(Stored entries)
---
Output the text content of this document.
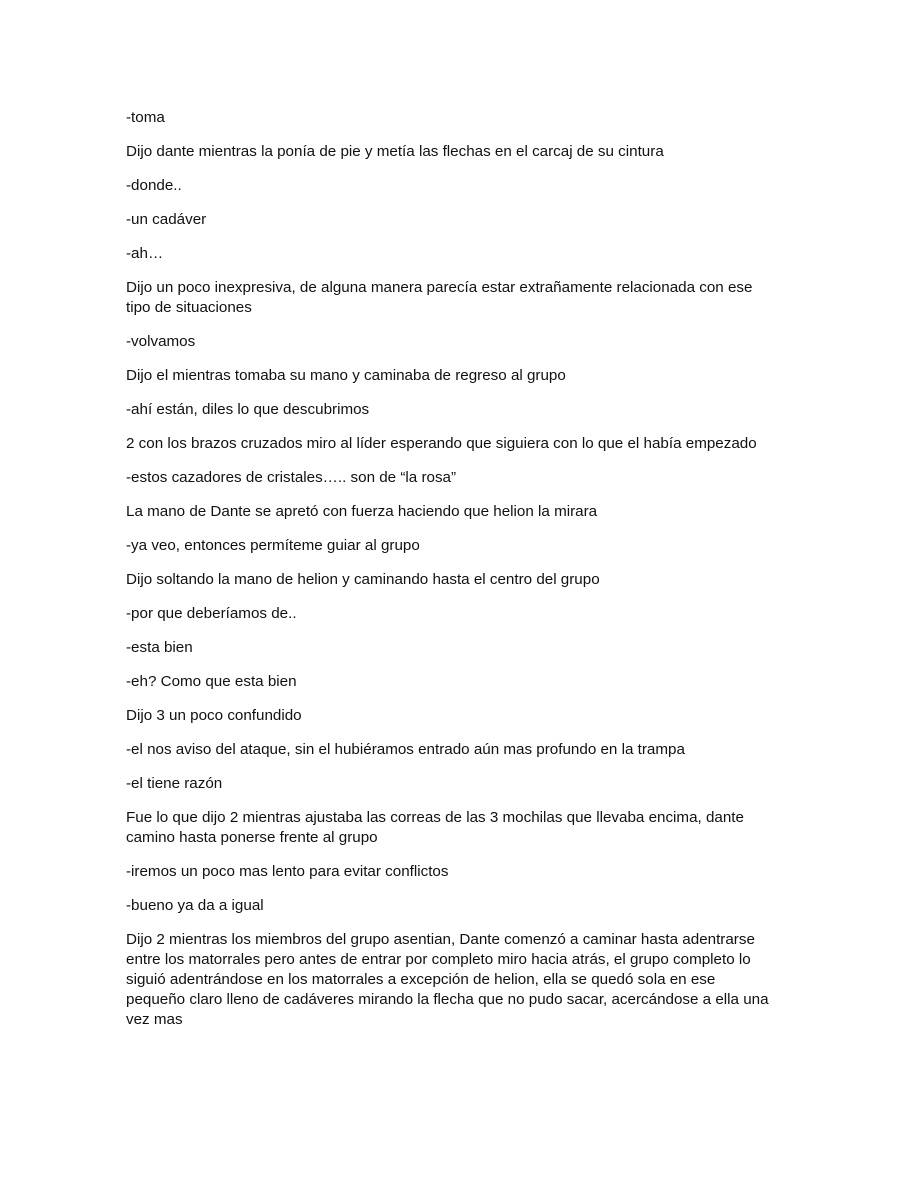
-toma

Dijo dante mientras la ponía de pie y metía las flechas en el carcaj de su cintura

-donde..

-un cadáver

-ah…

Dijo un poco inexpresiva, de alguna manera parecía estar extrañamente relacionada con ese tipo de situaciones

-volvamos

Dijo el mientras tomaba su mano y caminaba de regreso al grupo

-ahí están, diles lo que descubrimos

2 con los brazos cruzados miro al líder esperando que siguiera con lo que el había empezado

-estos cazadores de cristales….. son de “la rosa”

La mano de Dante se apretó con fuerza haciendo que helion la mirara

-ya veo, entonces permíteme guiar al grupo

Dijo soltando la mano de helion y caminando hasta el centro del grupo

-por que deberíamos de..

-esta bien

-eh? Como que esta bien

Dijo 3 un poco confundido

-el nos aviso del ataque, sin el hubiéramos entrado aún mas profundo en la trampa

-el tiene razón

Fue lo que dijo 2 mientras ajustaba las correas de las 3 mochilas que llevaba encima, dante camino hasta ponerse frente al grupo

-iremos un poco mas lento para evitar conflictos

-bueno ya da a igual

Dijo 2 mientras los miembros del grupo asentian, Dante comenzó a caminar hasta adentrarse entre los matorrales pero antes de entrar por completo miro hacia atrás, el grupo completo lo siguió adentrándose en los matorrales a excepción de helion, ella se quedó sola en ese pequeño claro lleno de cadáveres mirando la flecha que no pudo sacar, acercándose a ella una vez mas
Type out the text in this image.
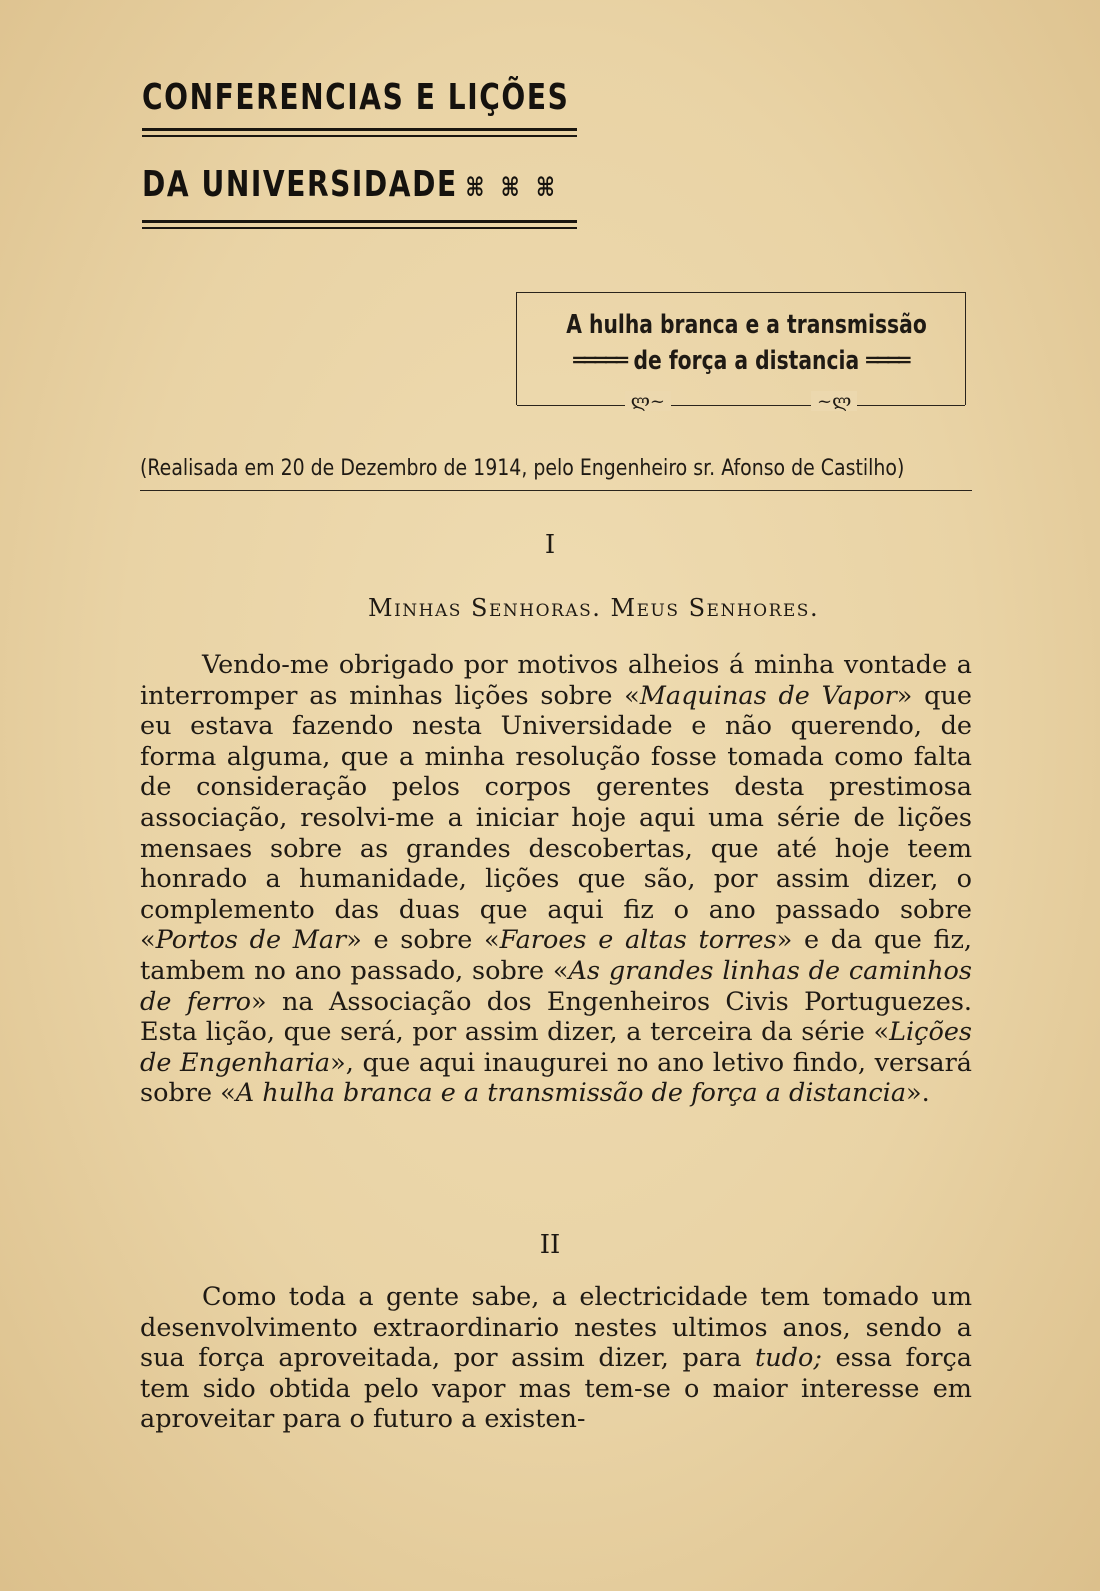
CONFERENCIAS E LIÇÕES

DA UNIVERSIDADE ⌘ ⌘ ⌘

A hulha branca e a transmissão

═════ de força a distancia ════

ლ~	~ლ
(Realisada em 20 de Dezembro de 1914, pelo Engenheiro sr. Afonso de Castilho)
I
Minhas Senhoras. Meus Senhores.

Vendo-me obrigado por motivos alheios á minha vontade a interromper as minhas lições sobre «Maquinas de Vapor» que eu estava fazendo nesta Universidade e não querendo, de forma alguma, que a minha resolução fosse tomada como falta de consideração pelos corpos gerentes desta prestimosa associação, resolvi-me a iniciar hoje aqui uma série de lições mensaes sobre as grandes descobertas, que até hoje teem honrado a humanidade, lições que são, por assim dizer, o complemento das duas que aqui fiz o ano passado sobre «Portos de Mar» e sobre «Faroes e altas torres» e da que fiz, tambem no ano passado, sobre «As grandes linhas de caminhos de ferro» na Associação dos Engenheiros Civis Portuguezes. Esta lição, que será, por assim dizer, a terceira da série «Lições de Engenharia», que aqui inaugurei no ano letivo findo, versará sobre «A hulha branca e a transmissão de força a distancia».

II

Como toda a gente sabe, a electricidade tem tomado um desenvolvimento extraordinario nestes ultimos anos, sendo a sua força aproveitada, por assim dizer, para tudo; essa força tem sido obtida pelo vapor mas tem-se o maior interesse em aproveitar para o futuro a existen-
---
- SET PROBLEM -
In this exercise, set down all of the data exactly, without the pictures.

- TASK RESULT -
Output the text content of this document.
-toma

Dijo dante mientras la ponía de pie y metía las flechas en el carcaj de su cintura

-donde..

-un cadáver

-ah…

Dijo un poco inexpresiva, de alguna manera parecía estar extrañamente relacionada con ese tipo de situaciones

-volvamos

Dijo el mientras tomaba su mano y caminaba de regreso al grupo

-ahí están, diles lo que descubrimos

2 con los brazos cruzados miro al líder esperando que siguiera con lo que el había empezado

-estos cazadores de cristales….. son de “la rosa”

La mano de Dante se apretó con fuerza haciendo que helion la mirara

-ya veo, entonces permíteme guiar al grupo

Dijo soltando la mano de helion y caminando hasta el centro del grupo

-por que deberíamos de..

-esta bien

-eh? Como que esta bien

Dijo 3 un poco confundido

-el nos aviso del ataque, sin el hubiéramos entrado aún mas profundo en la trampa

-el tiene razón

Fue lo que dijo 2 mientras ajustaba las correas de las 3 mochilas que llevaba encima, dante camino hasta ponerse frente al grupo

-iremos un poco mas lento para evitar conflictos

-bueno ya da a igual

Dijo 2 mientras los miembros del grupo asentian, Dante comenzó a caminar hasta adentrarse entre los matorrales pero antes de entrar por completo miro hacia atrás, el grupo completo lo siguió adentrándose en los matorrales a excepción de helion, ella se quedó sola en ese pequeño claro lleno de cadáveres mirando la flecha que no pudo sacar, acercándose a ella una vez mas
Type out the text in this image.
CONFERENCIAS E LIÇÕES

DA UNIVERSIDADE ⌘ ⌘ ⌘

A hulha branca e a transmissão

═════ de força a distancia ════

ლ~	~ლ
(Realisada em 20 de Dezembro de 1914, pelo Engenheiro sr. Afonso de Castilho)
I
Minhas Senhoras. Meus Senhores.

Vendo-me obrigado por motivos alheios á minha vontade a interromper as minhas lições sobre «Maquinas de Vapor» que eu estava fazendo nesta Universidade e não querendo, de forma alguma, que a minha resolução fosse tomada como falta de consideração pelos corpos gerentes desta prestimosa associação, resolvi-me a iniciar hoje aqui uma série de lições mensaes sobre as grandes descobertas, que até hoje teem honrado a humanidade, lições que são, por assim dizer, o complemento das duas que aqui fiz o ano passado sobre «Portos de Mar» e sobre «Faroes e altas torres» e da que fiz, tambem no ano passado, sobre «As grandes linhas de caminhos de ferro» na Associação dos Engenheiros Civis Portuguezes. Esta lição, que será, por assim dizer, a terceira da série «Lições de Engenharia», que aqui inaugurei no ano letivo findo, versará sobre «A hulha branca e a transmissão de força a distancia».

II

Como toda a gente sabe, a electricidade tem tomado um desenvolvimento extraordinario nestes ultimos anos, sendo a sua força aproveitada, por assim dizer, para tudo; essa força tem sido obtida pelo vapor mas tem-se o maior interesse em aproveitar para o futuro a existen-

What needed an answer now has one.